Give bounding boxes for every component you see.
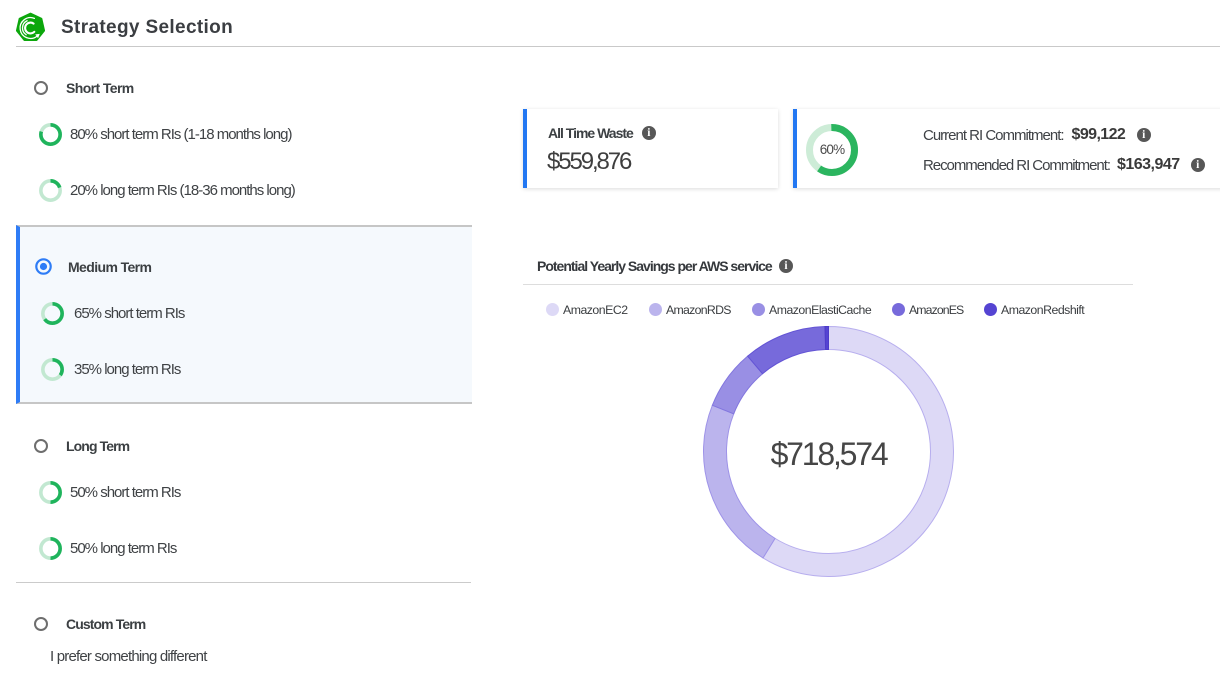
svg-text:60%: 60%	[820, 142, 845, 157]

---

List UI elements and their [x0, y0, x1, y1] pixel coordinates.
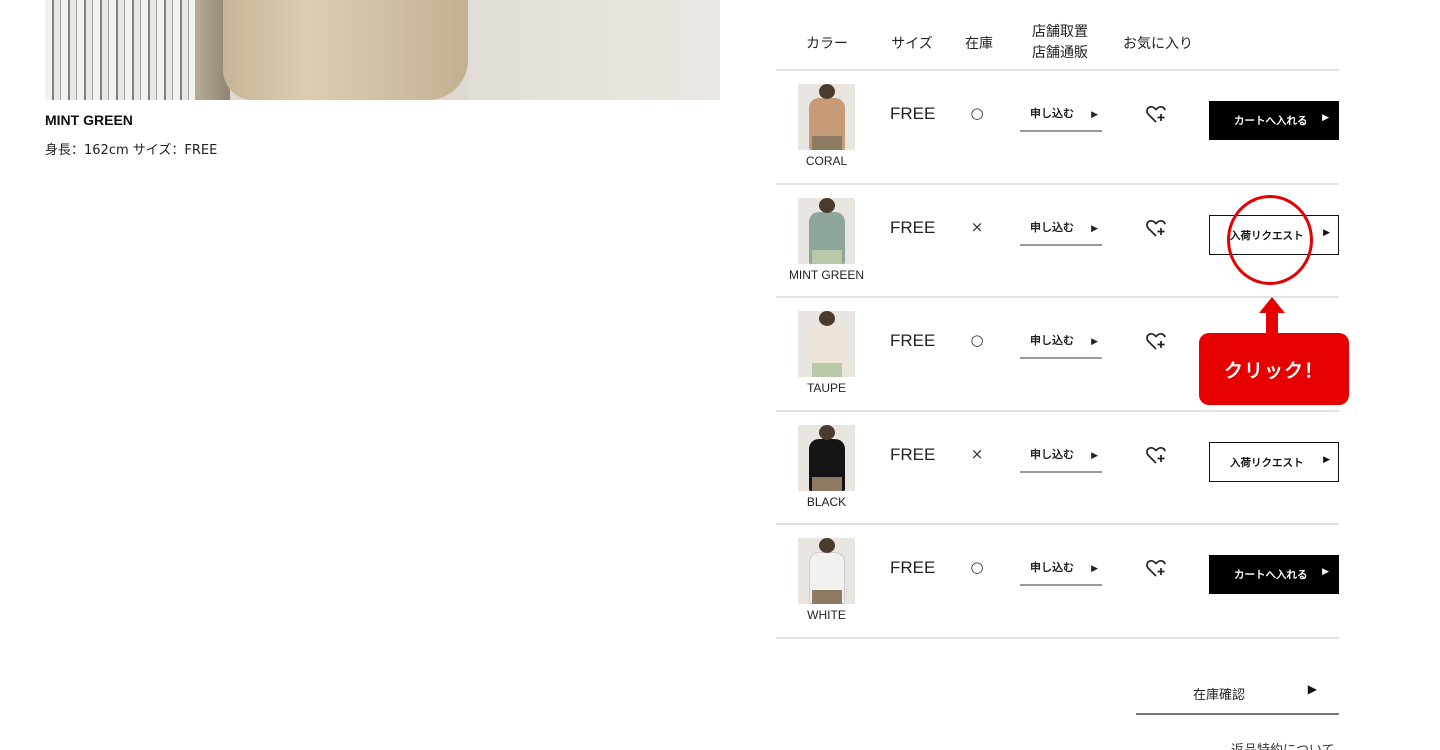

...

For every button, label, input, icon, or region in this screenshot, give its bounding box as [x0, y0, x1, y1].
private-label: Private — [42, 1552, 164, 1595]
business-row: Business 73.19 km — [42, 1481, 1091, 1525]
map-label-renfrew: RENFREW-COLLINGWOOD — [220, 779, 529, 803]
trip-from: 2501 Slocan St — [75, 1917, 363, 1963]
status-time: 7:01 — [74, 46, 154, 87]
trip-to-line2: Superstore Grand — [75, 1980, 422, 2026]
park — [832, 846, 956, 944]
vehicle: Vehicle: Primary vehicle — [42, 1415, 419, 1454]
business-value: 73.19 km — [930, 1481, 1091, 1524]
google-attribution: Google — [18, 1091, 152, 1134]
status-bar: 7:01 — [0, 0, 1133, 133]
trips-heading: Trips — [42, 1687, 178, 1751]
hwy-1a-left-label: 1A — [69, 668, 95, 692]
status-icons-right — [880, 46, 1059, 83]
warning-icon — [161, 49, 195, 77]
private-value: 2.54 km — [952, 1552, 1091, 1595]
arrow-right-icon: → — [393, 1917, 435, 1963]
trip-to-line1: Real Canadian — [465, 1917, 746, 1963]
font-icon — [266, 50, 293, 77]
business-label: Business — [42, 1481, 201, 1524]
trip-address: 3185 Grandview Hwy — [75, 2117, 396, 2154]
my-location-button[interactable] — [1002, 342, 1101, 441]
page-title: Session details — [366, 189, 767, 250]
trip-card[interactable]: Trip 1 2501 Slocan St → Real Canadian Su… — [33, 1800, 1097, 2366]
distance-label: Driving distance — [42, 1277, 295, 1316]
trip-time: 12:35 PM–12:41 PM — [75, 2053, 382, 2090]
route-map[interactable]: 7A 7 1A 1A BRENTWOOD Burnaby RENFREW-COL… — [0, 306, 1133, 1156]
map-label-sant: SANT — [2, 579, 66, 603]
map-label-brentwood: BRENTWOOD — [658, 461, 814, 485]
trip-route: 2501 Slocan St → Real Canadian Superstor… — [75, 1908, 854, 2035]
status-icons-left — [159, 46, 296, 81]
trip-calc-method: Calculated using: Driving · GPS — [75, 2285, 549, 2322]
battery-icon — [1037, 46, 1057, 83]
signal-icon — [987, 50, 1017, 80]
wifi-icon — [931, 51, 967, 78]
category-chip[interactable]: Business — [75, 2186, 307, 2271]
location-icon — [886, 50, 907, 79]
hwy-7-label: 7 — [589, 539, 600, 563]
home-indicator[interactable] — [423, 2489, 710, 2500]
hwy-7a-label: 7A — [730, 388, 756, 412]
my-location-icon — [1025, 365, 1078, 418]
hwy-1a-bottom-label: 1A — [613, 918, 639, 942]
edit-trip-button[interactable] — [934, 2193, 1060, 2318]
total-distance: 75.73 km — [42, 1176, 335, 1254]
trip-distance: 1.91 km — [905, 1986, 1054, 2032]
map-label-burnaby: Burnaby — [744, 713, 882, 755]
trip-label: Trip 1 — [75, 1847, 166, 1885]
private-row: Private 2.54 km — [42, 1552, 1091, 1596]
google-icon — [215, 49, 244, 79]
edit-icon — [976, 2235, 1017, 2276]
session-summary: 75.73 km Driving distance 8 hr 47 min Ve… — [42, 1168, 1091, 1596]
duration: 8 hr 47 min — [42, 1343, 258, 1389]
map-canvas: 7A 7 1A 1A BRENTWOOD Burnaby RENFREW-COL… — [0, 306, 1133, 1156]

* [BRIEF]
Render the items as a numbered list, starting at the line that contains "Give bounding boxes" and ending at the line that contains "142, 845, 157]", with both of those lines included and blank lines omitted. Leave the pictures out of your answer.

* [COMPLETE ANSWER]
1. Give bounding boxes for every component you see.
2. svg-text:60%: 60%	[820, 142, 845, 157]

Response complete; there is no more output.